§ Stated goal
Please rewrite every line of the data below as a JSON list of strings, one string per line, skipping blank lines. Leave out the pictures.

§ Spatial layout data
____________________

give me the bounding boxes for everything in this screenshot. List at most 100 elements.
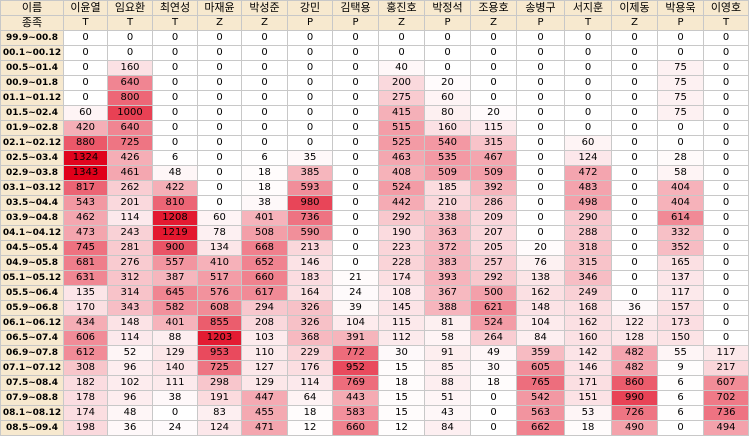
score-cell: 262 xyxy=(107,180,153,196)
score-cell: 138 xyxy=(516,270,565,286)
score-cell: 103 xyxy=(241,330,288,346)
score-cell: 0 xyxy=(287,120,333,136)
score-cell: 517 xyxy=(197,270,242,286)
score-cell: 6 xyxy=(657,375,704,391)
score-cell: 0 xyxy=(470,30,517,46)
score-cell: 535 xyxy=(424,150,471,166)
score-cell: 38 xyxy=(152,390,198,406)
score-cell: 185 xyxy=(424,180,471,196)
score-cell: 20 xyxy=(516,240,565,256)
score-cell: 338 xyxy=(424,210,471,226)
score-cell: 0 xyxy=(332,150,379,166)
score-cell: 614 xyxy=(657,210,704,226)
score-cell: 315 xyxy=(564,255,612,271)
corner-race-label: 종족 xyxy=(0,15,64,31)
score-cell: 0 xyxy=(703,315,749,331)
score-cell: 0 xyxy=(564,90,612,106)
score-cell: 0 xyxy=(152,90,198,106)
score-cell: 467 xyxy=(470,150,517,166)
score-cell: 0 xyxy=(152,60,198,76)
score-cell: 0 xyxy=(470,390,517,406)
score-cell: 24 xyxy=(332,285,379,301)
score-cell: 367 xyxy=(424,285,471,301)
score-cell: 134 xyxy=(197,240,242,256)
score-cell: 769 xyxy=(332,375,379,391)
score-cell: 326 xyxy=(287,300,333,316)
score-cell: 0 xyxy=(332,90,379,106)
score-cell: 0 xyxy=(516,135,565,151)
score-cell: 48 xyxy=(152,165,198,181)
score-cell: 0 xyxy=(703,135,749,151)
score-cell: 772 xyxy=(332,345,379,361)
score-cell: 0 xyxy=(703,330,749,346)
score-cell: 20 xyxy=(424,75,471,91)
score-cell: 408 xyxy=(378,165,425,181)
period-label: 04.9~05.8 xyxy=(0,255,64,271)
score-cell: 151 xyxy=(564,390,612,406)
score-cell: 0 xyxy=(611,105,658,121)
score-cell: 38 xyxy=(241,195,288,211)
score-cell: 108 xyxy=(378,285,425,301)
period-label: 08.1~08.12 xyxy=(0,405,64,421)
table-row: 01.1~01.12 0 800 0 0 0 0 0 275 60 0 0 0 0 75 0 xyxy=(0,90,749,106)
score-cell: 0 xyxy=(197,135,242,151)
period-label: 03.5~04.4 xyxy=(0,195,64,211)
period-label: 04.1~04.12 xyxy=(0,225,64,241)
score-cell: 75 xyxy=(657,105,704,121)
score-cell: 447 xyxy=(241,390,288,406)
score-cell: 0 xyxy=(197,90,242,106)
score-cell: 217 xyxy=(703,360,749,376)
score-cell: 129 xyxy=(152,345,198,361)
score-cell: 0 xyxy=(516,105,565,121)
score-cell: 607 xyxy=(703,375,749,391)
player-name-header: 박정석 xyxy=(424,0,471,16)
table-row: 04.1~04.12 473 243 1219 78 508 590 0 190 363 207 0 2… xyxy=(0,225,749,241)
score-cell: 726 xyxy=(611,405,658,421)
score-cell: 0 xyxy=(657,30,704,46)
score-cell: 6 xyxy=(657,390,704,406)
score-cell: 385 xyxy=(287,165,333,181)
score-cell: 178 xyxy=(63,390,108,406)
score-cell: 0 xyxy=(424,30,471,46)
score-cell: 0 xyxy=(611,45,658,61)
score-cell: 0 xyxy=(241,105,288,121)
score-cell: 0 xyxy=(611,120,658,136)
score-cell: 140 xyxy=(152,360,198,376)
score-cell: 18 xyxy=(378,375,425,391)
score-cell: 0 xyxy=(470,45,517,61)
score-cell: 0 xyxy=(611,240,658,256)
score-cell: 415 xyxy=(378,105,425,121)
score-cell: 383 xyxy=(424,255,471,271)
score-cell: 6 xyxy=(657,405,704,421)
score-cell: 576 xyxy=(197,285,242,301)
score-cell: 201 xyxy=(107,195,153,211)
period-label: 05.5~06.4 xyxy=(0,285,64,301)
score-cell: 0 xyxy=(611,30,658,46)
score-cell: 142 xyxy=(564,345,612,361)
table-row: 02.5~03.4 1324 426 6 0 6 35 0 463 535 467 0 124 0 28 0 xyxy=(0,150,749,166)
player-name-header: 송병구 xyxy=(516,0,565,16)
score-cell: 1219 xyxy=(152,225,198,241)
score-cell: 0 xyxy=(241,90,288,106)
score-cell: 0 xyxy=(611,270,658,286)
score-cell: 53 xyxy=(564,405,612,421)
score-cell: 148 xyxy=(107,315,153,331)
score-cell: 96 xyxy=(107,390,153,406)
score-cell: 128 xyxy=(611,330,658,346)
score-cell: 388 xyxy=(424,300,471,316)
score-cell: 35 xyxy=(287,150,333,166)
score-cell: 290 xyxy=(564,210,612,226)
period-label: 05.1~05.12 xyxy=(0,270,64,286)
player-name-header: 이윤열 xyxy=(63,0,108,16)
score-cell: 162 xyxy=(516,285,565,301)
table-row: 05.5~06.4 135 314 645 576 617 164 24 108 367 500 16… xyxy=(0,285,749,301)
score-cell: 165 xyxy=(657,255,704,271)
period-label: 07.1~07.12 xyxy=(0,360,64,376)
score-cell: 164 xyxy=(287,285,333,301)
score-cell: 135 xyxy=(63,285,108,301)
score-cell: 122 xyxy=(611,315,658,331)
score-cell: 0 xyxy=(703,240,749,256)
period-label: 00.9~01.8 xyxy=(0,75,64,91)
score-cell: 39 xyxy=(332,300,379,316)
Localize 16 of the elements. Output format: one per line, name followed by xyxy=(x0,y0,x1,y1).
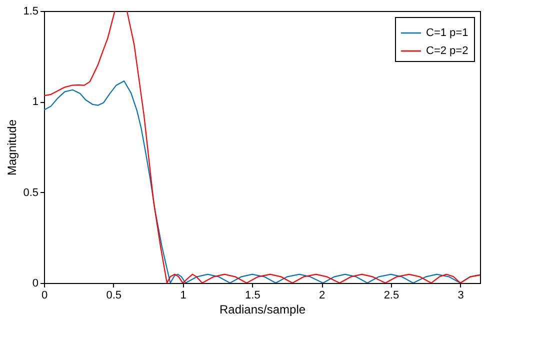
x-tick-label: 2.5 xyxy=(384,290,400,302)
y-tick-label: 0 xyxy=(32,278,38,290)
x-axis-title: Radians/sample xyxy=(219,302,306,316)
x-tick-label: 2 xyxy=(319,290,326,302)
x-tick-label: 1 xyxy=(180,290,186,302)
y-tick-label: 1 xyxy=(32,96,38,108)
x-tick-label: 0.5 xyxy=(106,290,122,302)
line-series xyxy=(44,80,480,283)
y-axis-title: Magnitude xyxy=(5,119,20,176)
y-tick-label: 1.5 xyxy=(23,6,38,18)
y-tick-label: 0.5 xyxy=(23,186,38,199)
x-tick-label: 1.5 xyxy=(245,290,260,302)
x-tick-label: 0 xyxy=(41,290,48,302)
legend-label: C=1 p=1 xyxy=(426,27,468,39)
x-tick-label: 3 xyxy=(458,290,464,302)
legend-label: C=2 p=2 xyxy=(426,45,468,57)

____________________

§ Exercise answer
[
  "give me the bounding boxes for everything in this screenshot. List at most 100 elements.",
  "score-cell: 262 xyxy=(107,180,153,196)",
  "score-cell: 138 xyxy=(516,270,565,286)",
  "score-cell: 103 xyxy=(241,330,288,346)",
  "score-cell: 0 xyxy=(287,120,333,136)",
  "score-cell: 517 xyxy=(197,270,242,286)",
  "score-cell: 6 xyxy=(657,375,704,391)",
  "score-cell: 0 xyxy=(470,30,517,46)",
  "score-cell: 535 xyxy=(424,150,471,166)",
  "score-cell: 38 xyxy=(152,390,198,406)",
  "score-cell: 185 xyxy=(424,180,471,196)",
  "score-cell: 20 xyxy=(516,240,565,256)",
  "score-cell: 338 xyxy=(424,210,471,226)",
  "score-cell: 0 xyxy=(332,150,379,166)",
  "score-cell: 614 xyxy=(657,210,704,226)",
  "score-cell: 315 xyxy=(564,255,612,271)",
  "corner-race-label: 종족 xyxy=(0,15,64,31)",
  "score-cell: 0 xyxy=(703,315,749,331)",
  "score-cell: 0 xyxy=(564,90,612,106)",
  "score-cell: 0 xyxy=(152,90,198,106)",
  "score-cell: 467 xyxy=(470,150,517,166)",
  "score-cell: 0 xyxy=(152,60,198,76)",
  "score-cell: 0 xyxy=(470,390,517,406)",
  "score-cell: 24 xyxy=(332,285,379,301)",
  "score-cell: 367 xyxy=(424,285,471,301)",
  "score-cell: 134 xyxy=(197,240,242,256)",
  "score-cell: 769 xyxy=(332,375,379,391)",
  "score-cell: 326 xyxy=(287,300,333,316)",
  "score-cell: 0 xyxy=(332,90,379,106)",
  "score-cell: 0 xyxy=(516,135,565,151)",
  "score-cell: 48 xyxy=(152,165,198,181)",
  "score-cell: 0 xyxy=(703,135,749,151)",
  "score-cell: 772 xyxy=(332,345,379,361)",
  "score-cell: 0 xyxy=(703,330,749,346)",
  "score-cell: 20 xyxy=(424,75,471,91)",
  "score-cell: 408 xyxy=(378,165,425,181)",
  "period-label: 04.9~05.8 xyxy=(0,255,64,271)",
  "score-cell: 151 xyxy=(564,390,612,406)",
  "score-cell: 0 xyxy=(611,105,658,121)",
  "score-cell: 38 xyxy=(241,195,288,211)",
  "score-cell: 108 xyxy=(378,285,425,301)",
  "period-label: 08.1~08.12 xyxy=(0,405,64,421)",
  "table-row: 01.1~01.12 0 800 0 0 0 0 0 275 60 0 0 0 0 75 0 xyxy=(0,90,749,106)",
  "score-cell: 0 xyxy=(197,135,242,151)",
  "period-label: 03.5~04.4 xyxy=(0,195,64,211)",
  "period-label: 04.1~04.12 xyxy=(0,225,64,241)",
  "score-cell: 75 xyxy=(657,105,704,121)",
  "score-cell: 447 xyxy=(241,390,288,406)",
  "score-cell: 0 xyxy=(197,90,242,106)",
  "score-cell: 217 xyxy=(703,360,749,376)",
  "score-cell: 129 xyxy=(152,345,198,361)",
  "score-cell: 0 xyxy=(516,105,565,121)",
  "score-cell: 607 xyxy=(703,375,749,391)",
  "player-name-header: 박정석 xyxy=(424,0,471,16)",
  "table-row: 04.1~04.12 473 243 1219 78 508 590 0 190 363 207 0 2… xyxy=(0,225,749,241)",
  "score-cell: 726 xyxy=(611,405,658,421)",
  "score-cell: 0 xyxy=(657,30,704,46)",
  "score-cell: 6 xyxy=(657,390,704,406)",
  "score-cell: 385 xyxy=(287,165,333,181)",
  "score-cell: 178 xyxy=(63,390,108,406)",
  "score-cell: 0 xyxy=(424,30,471,46)",
  "score-cell: 0 xyxy=(611,45,658,61)",
  "score-cell: 0 xyxy=(241,105,288,121)",
  "score-cell: 0 xyxy=(611,120,658,136)",
  "score-cell: 140 xyxy=(152,360,198,376)",
  "score-cell: 18 xyxy=(378,375,425,391)",
  "score-cell: 0 xyxy=(470,45,517,61)",
  "score-cell: 0 xyxy=(611,240,658,256)",
  "score-cell: 415 xyxy=(378,105,425,121)",
  "score-cell: 383 xyxy=(424,255,471,271)",
  "score-cell: 6 xyxy=(657,405,704,421)",
  "score-cell: 576 xyxy=(197,285,242,301)",
  "score-cell: 201 xyxy=(107,195,153,211)",
  "period-label: 05.5~06.4 xyxy=(0,285,64,301)",
  "score-cell: 0 xyxy=(611,30,658,46)",
  "score-cell: 142 xyxy=(564,345,612,361)",
  "table-row: 02.5~03.4 1324 426 6 0 6 35 0 463 535 467 0 124 0 28 0 xyxy=(0,150,749,166)",
  "player-name-header: 송병구 xyxy=(516,0,565,16)",
  "score-cell: 1219 xyxy=(152,225,198,241)",
  "score-cell: 0 xyxy=(241,90,288,106)",
  "score-cell: 0 xyxy=(611,270,658,286)",
  "score-cell: 53 xyxy=(564,405,612,421)",
  "score-cell: 148 xyxy=(107,315,153,331)",
  "score-cell: 96 xyxy=(107,390,153,406)",
  "score-cell: 128 xyxy=(611,330,658,346)",
  "score-cell: 388 xyxy=(424,300,471,316)",
  "score-cell: 35 xyxy=(287,150,333,166)",
  "score-cell: 290 xyxy=(564,210,612,226)",
  "period-label: 05.1~05.12 xyxy=(0,270,64,286)",
  "player-name-header: 이윤열 xyxy=(63,0,108,16)",
  "score-cell: 162 xyxy=(516,285,565,301)",
  "table-row: 05.5~06.4 135 314 645 576 617 164 24 108 367 500 16… xyxy=(0,285,749,301)",
  "score-cell: 165 xyxy=(657,255,704,271)",
  "period-label: 07.1~07.12 xyxy=(0,360,64,376)",
  "score-cell: 164 xyxy=(287,285,333,301)",
  "score-cell: 135 xyxy=(63,285,108,301)",
  "score-cell: 122 xyxy=(611,315,658,331)",
  "score-cell: 0 xyxy=(703,240,749,256)",
  "period-label: 00.9~01.8 xyxy=(0,75,64,91)",
  "score-cell: 39 xyxy=(332,300,379,316)",
  "Localize 16 of the elements. Output format: one per line, name followed by xyxy=(x0,y0,x1,y1).",
  "x-tick-label: 2.5 xyxy=(384,290,400,302)",
  "y-tick-label: 0 xyxy=(32,278,38,290)",
  "x-axis-title: Radians/sample xyxy=(219,302,306,316)",
  "x-tick-label: 2 xyxy=(319,290,326,302)",
  "x-tick-label: 1 xyxy=(180,290,186,302)",
  "y-tick-label: 1 xyxy=(32,96,38,108)",
  "x-tick-label: 0.5 xyxy=(106,290,122,302)",
  "line-series xyxy=(44,80,480,283)",
  "y-axis-title: Magnitude xyxy=(5,119,20,176)",
  "y-tick-label: 1.5 xyxy=(23,6,38,18)",
  "y-tick-label: 0.5 xyxy=(23,186,38,199)",
  "x-tick-label: 1.5 xyxy=(245,290,260,302)",
  "x-tick-label: 0 xyxy=(41,290,48,302)",
  "legend-label: C=1 p=1 xyxy=(426,27,468,39)",
  "x-tick-label: 3 xyxy=(458,290,464,302)",
  "legend-label: C=2 p=2 xyxy=(426,45,468,57)"
]